Обращаясь к теме судьбы, писательница Анаис Нин однажды сказала, что никто из нас «не попадает в рабство своего прошлого», если мы имеем мужество разобраться, как это прошлое формировало нас. Прошлым было то, ради чего создавалась компания GUCCI, а для моего отца это также было будущее — не только его, но и мое, и всей его семьи. И он, когда мы выходили из этого здания, должно быть, гадал, какое теперь будущее ему уготовано.
Всю свою жизнь отец чувствовал, что в состоянии сам выстраивать свою судьбу, но ближе к концу жизни обстоятельства не раз загоняли его в ситуации, которые он был не в силах контролировать. Будучи свидетельницей его переживаний, я тоже усвоила ценный урок: никто из нас не знает, что ожидает за поворотом.
Глава 27Болезнь дотторе
У любого выбора, который мы делаем в жизни, есть последствия, в том числе и непредсказуемые. Когда мой отец решил подарить сыновьям свои акции компании GUCCI, он даже не подозревал, что однажды они продадут их или племянник, которого он вернул из изгнания, окажется настолько двуличным.

---

Продолжите воспоминания о семье и компании GUCCI начиная с фразы, следующей за последним показанным предложением. Позиции, приведённые ниже, для работы не понадобятся.

• **ДАННЫЕ ДЛЯ АНАЛИЗА**:
---

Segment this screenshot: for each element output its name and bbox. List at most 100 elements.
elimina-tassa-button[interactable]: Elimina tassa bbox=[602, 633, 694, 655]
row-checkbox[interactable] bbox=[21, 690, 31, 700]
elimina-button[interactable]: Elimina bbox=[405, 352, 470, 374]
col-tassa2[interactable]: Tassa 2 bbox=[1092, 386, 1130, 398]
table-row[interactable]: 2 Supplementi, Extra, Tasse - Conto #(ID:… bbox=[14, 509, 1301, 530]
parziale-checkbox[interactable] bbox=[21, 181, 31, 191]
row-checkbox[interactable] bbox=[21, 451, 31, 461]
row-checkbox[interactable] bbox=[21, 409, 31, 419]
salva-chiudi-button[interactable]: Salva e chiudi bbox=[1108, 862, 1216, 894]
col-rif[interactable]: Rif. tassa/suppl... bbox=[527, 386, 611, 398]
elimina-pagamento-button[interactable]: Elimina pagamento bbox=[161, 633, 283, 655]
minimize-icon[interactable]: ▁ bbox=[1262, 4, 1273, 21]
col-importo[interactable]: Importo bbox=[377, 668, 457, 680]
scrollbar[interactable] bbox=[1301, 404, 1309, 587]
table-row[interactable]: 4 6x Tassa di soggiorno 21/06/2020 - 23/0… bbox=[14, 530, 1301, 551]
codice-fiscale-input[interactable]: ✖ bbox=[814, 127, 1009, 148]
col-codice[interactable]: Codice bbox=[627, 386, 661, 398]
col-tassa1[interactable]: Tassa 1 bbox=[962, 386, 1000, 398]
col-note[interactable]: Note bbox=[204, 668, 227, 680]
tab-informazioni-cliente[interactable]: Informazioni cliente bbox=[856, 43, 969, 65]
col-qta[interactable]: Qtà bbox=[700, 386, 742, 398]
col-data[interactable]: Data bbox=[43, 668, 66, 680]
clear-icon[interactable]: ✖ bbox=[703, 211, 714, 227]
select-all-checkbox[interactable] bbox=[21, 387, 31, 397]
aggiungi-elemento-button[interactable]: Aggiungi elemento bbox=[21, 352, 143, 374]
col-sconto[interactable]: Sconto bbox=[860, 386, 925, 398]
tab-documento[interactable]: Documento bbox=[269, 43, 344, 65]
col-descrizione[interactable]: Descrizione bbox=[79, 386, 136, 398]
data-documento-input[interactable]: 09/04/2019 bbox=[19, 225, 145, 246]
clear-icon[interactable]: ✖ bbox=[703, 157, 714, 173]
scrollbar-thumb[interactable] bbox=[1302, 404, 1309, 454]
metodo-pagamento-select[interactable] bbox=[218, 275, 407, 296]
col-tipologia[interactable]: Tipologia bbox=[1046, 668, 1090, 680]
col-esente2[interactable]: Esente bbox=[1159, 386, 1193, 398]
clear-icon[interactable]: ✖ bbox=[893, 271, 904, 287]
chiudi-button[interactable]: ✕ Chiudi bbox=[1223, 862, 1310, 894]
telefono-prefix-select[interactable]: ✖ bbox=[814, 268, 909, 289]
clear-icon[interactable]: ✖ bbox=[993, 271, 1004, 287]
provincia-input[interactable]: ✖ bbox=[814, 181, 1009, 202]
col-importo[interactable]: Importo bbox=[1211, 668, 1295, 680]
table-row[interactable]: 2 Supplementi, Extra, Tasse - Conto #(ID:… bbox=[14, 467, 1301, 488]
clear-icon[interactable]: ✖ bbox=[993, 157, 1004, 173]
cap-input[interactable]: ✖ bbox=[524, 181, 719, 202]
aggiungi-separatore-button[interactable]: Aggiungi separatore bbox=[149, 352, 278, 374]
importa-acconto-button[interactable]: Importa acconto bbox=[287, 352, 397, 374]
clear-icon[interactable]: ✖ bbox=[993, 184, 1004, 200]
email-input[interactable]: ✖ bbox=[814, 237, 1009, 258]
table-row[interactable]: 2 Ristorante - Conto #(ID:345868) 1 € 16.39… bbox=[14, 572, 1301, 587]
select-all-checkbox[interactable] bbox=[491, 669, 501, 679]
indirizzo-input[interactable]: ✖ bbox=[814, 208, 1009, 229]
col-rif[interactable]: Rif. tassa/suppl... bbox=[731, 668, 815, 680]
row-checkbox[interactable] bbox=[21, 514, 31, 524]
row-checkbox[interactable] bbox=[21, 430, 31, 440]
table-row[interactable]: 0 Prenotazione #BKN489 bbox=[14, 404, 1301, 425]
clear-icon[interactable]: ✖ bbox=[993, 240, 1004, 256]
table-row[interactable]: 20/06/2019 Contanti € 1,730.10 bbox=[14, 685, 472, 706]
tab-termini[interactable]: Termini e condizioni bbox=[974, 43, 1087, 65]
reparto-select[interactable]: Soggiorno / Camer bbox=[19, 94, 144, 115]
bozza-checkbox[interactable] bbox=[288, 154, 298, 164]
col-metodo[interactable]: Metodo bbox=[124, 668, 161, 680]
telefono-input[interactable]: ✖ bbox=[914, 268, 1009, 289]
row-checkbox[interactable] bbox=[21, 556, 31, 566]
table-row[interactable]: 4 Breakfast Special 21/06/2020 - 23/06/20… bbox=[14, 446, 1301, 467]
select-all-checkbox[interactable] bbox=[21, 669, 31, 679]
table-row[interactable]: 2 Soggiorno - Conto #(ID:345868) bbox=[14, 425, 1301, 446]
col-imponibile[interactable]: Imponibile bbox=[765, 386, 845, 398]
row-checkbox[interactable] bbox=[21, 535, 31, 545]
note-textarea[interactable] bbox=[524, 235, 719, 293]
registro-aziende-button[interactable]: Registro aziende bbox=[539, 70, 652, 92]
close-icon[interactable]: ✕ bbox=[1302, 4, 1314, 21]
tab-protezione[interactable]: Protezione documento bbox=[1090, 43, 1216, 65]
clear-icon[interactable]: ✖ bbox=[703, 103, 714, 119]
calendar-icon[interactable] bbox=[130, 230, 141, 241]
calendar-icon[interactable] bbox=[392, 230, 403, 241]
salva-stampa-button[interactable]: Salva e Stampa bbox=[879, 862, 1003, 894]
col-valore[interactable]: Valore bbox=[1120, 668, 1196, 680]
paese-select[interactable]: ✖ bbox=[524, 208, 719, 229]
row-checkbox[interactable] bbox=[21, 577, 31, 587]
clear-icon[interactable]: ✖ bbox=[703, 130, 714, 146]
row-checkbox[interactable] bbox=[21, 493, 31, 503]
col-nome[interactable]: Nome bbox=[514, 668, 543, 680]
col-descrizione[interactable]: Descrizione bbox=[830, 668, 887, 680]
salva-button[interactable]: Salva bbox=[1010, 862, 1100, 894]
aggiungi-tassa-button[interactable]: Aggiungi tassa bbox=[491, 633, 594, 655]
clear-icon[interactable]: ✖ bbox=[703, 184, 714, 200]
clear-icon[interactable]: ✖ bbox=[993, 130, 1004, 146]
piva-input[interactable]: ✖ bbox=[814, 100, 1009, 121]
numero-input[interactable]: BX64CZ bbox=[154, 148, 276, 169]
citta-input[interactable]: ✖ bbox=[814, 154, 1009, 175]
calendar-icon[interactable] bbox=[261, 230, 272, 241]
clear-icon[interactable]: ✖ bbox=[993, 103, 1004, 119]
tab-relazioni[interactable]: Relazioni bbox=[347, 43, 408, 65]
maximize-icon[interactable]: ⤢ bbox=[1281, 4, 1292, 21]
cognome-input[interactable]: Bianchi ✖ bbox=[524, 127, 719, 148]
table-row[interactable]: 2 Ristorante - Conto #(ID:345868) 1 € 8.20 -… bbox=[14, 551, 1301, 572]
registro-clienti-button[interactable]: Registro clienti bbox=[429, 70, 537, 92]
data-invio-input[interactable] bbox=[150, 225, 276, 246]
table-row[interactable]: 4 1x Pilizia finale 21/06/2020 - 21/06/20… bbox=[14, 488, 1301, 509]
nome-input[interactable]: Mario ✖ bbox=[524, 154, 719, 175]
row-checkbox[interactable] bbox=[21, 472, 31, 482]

---

• **РЕЗУЛЬТАТ**:
Я тоже никогда не рассматривала возможность таких последствий — и теперь размышляла, как жить дальше. Поскольку Investcorp заплатила мне за молчание и запретила писать книги или как-либо участвовать в любых коммерческих предприятиях с использованием фамилии Гуччи на протяжении следующих десяти лет, я оказалась не у дел. Нет необходимости говорить, что я больше не работала на компанию, и передо мной маячила трудная перспектива — помогать собирать осколки после утраты всего, что было отцу дорого.
Вскоре после нашей поездки в Женеву он один полетел в Палм-Бич. Как он сказал мне и маме, нет необходимости его сопровождать. Мол, нам обеим есть чем заняться, и, кроме того, он только собирался присмотреть за процессом продажи дома. Мы знали, каким трудным испытанием это будет для него. Однажды вечером, вернувшись после прощального ужина в Club Colette, он вошел в дом и услышал телефонный звонок. Это звонила моя мать из Рима, и она была в истерике:
— Альдо! С тобой все в порядке? Мне приснился сон — ужасный сон!
Привыкший к ее изредка случавшимся кошмарам и понимая, что в Риме сейчас глубокая ночь, отец постарался успокоить ее. Однако на сей раз она никак не желала успокаиваться. Она рассказала, что во сне отчетливо видела его, лежащего ничком на коврике в ванной. Папа уверил ее, что с ним все в порядке, и лег спать. Однако на следующее утро он позвонил ей и признался, что с ним действительно не все ладно и возникли трудности с мочеиспусканием.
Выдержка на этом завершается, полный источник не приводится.